### Texte source

--------------------------------

Rencontre avec Monsieur Vélo
Thèmatique : Ingénierie Initiative nationale Institutionnel Portrait
A la tête d’une micro équipe (1 collaborateur ! Pierre Toulouse), mais servant une volonté politique réelle et soutenu par un peloton d’une centaine de parlementaires pro-vélo, « Monsieur Vélo », alias Dominique Lebrun, « Coordinateur interministériel pour le développement de l’usage du vélo » s’emploie à passer entre les coupes budgétaires et faire avancer la cause de la petite reine. Avec quelque succès…
Voyageons Autrement : Comment se porte le vélo en France ?
Dominique Lebrun : Plutôt mieux. Il avait été jeté aux oubliettes à la fin de la guerre : les trente glorieuses, le progrès, la voiture pour tous et bientôt le tout-voiture… Puis sont venus les embouteillages, la pollution, la sédentarisation de nos habitudes… On a redécouvert collectivement la bicyclette au tout début des années 2000 et, avant cela, quelques populations dans les villes pionnières : La Rochelle, Strasbourg (où ce mode de déplacement dépasse les 10% !). L’aménagement des premières voies cyclables et les premiers vélos mis en libre-service ont été un signe fort. Le mouvement ne cesse depuis de prendre de l’ampleur et on reconquiert – peu à peu – les centres villes où la part du vélo croît lentement mais sûrement. Comme à Bordeaux où elle frise les 10%, même si la moyenne nationale dans les grandes cités avoisine plutôt 4%. Mais ce sont là des chiffres très difficile à établir en dehors des grandes enquêtes menées par l’INSEE, lesquelles n’interviennent que tous les 10, 15 ans ; la prochaine étant prévue en… 2020 ! Paris, enfin, est un cas particulier, en dépit du grand succès des Vélibs (plus d’un tiers des 300.000 déplacements quotidiens effectués à vélo dans Paris+banlieue), les flux sont énormes et un transport sur deux s’effectue en métro.
Sur quoi travaille Monsieur Vélo en ce moment ?

--------------------------------

### Exercice écrit A
D'après l'entretien avec Monsieur Vélo, comment s'appelle l'unique collaborateur de Dominique Lebrun ?

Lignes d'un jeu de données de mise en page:
--------------------------------

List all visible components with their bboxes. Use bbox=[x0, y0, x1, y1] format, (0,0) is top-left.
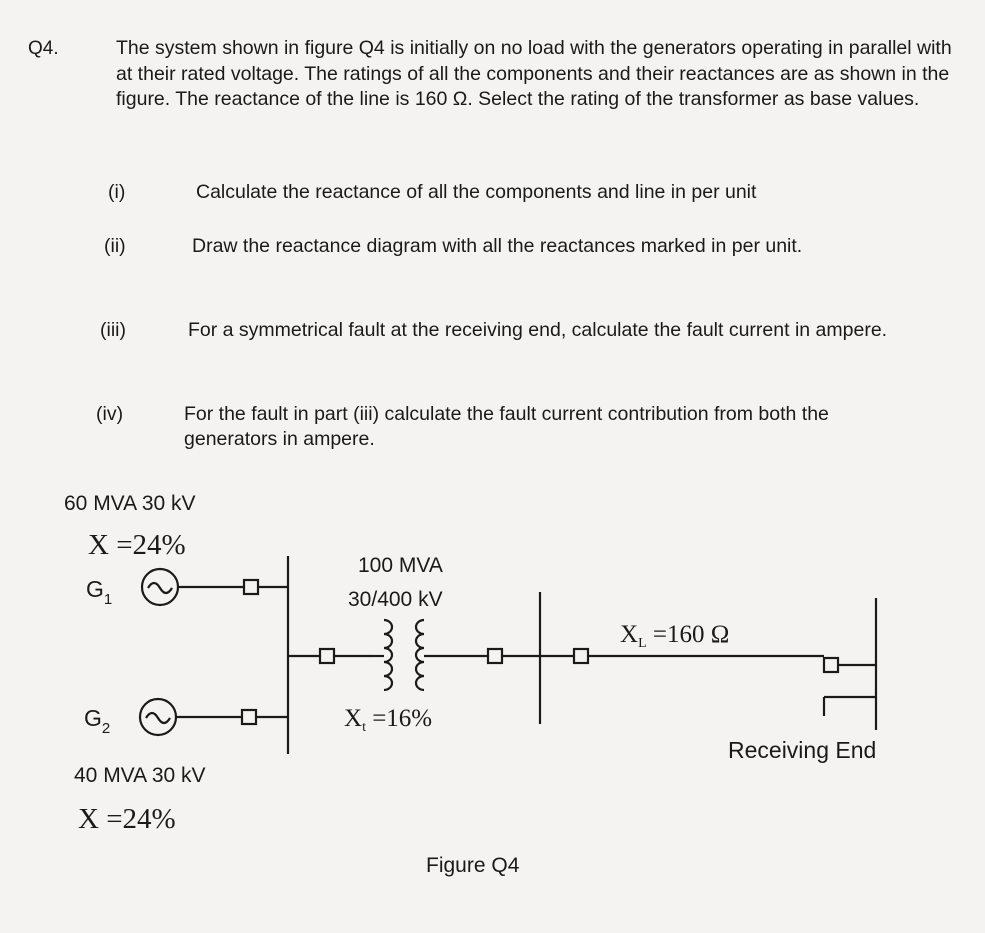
breaker-transformer-lv bbox=[320, 649, 334, 663]
part-text: For the fault in part (iii) calculate the fault current contribution from both the generators in ampere. bbox=[184, 403, 829, 450]
part-text: For a symmetrical fault at the receiving end, calculate the fault current in ampere. bbox=[188, 319, 888, 341]
figure-q4-diagram bbox=[0, 470, 985, 933]
part-label: (iii) bbox=[100, 319, 126, 341]
question-intro: The system shown in figure Q4 is initially on no load with the generators operating in parallel with at their rated voltage. The ratings of all the components and their reactances are as shown in the figure. The reactance of the line is 160 Ω. Select the rating of the transformer as base values. bbox=[116, 37, 952, 110]
receiving-end-label: Receiving End bbox=[728, 737, 877, 763]
breaker-g1 bbox=[244, 580, 258, 594]
part-text: Draw the reactance diagram with all the reactances marked in per unit. bbox=[192, 235, 803, 257]
g1-rating: 60 MVA 30 kV bbox=[64, 492, 196, 515]
breaker-line-receive bbox=[824, 658, 838, 672]
transformer-secondary-winding bbox=[416, 620, 424, 690]
g2-reactance: X =24% bbox=[78, 803, 176, 835]
breaker-line-send bbox=[574, 649, 588, 663]
question-number: Q4. bbox=[28, 38, 59, 59]
sine-icon bbox=[146, 713, 170, 723]
transformer-primary-winding bbox=[384, 620, 392, 690]
line-reactance: $X_L =160$ Ω bbox=[620, 621, 730, 651]
transformer-reactance: $X_t =16\%$ bbox=[344, 705, 433, 735]
breaker-transformer-hv bbox=[488, 649, 502, 663]
transformer-voltage: 30/400 kV bbox=[348, 588, 443, 611]
g1-reactance: X =24% bbox=[88, 529, 186, 561]
figure-caption: Figure Q4 bbox=[426, 854, 520, 877]
g2-rating: 40 MVA 30 kV bbox=[74, 764, 206, 787]
part-label: (ii) bbox=[104, 235, 126, 257]
g2-label: $G_2$ bbox=[84, 705, 111, 737]
sine-icon bbox=[148, 583, 172, 593]
g1-label: $G_1$ bbox=[86, 576, 113, 608]
part-iii bbox=[100, 318, 940, 374]
part-iv bbox=[96, 402, 946, 458]
breaker-g2 bbox=[242, 710, 256, 724]
transformer-rating: 100 MVA bbox=[358, 554, 443, 577]
part-label: (iv) bbox=[96, 403, 124, 425]
part-label: (i) bbox=[108, 181, 126, 203]
part-text: Calculate the reactance of all the components and line in per unit bbox=[196, 181, 757, 203]
part-i bbox=[108, 180, 948, 210]
part-ii bbox=[104, 234, 944, 290]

--------------------------------

### Exercice écrit B
Dans les enregistrements, remplacez « 30 kV » par « 33 kV » en commençant à la ligne qui contient « breaker-transformer-lv bbox=[320, 649, 334, 663] » et en vous arrêtant après celle qui contient « g2-rating: 40 MVA ». Recopiez uniquement ces lignes, sans rien changer d'autre.

### Réponse attendue A
Pierre Toulouse.

### Réponse attendue B
breaker-transformer-lv bbox=[320, 649, 334, 663]
part-text: For the fault in part (iii) calculate the fault current contribution from both the generators in ampere. bbox=[184, 403, 829, 450]
part-text: For a symmetrical fault at the receiving end, calculate the fault current in ampere. bbox=[188, 319, 888, 341]
figure-q4-diagram bbox=[0, 470, 985, 933]
part-label: (iii) bbox=[100, 319, 126, 341]
question-intro: The system shown in figure Q4 is initially on no load with the generators operating in parallel with at their rated voltage. The ratings of all the components and their reactances are as shown in the figure. The reactance of the line is 160 Ω. Select the rating of the transformer as base values. bbox=[116, 37, 952, 110]
receiving-end-label: Receiving End bbox=[728, 737, 877, 763]
breaker-g1 bbox=[244, 580, 258, 594]
part-text: Draw the reactance diagram with all the reactances marked in per unit. bbox=[192, 235, 803, 257]
g1-rating: 60 MVA 33 kV bbox=[64, 492, 196, 515]
breaker-line-receive bbox=[824, 658, 838, 672]
transformer-secondary-winding bbox=[416, 620, 424, 690]
g2-reactance: X =24% bbox=[78, 803, 176, 835]
breaker-line-send bbox=[574, 649, 588, 663]
question-number: Q4. bbox=[28, 38, 59, 59]
sine-icon bbox=[146, 713, 170, 723]
transformer-primary-winding bbox=[384, 620, 392, 690]
line-reactance: $X_L =160$ Ω bbox=[620, 621, 730, 651]
transformer-reactance: $X_t =16\%$ bbox=[344, 705, 433, 735]
breaker-transformer-hv bbox=[488, 649, 502, 663]
transformer-voltage: 30/400 kV bbox=[348, 588, 443, 611]
g1-reactance: X =24% bbox=[88, 529, 186, 561]
figure-caption: Figure Q4 bbox=[426, 854, 520, 877]
g2-rating: 40 MVA 33 kV bbox=[74, 764, 206, 787]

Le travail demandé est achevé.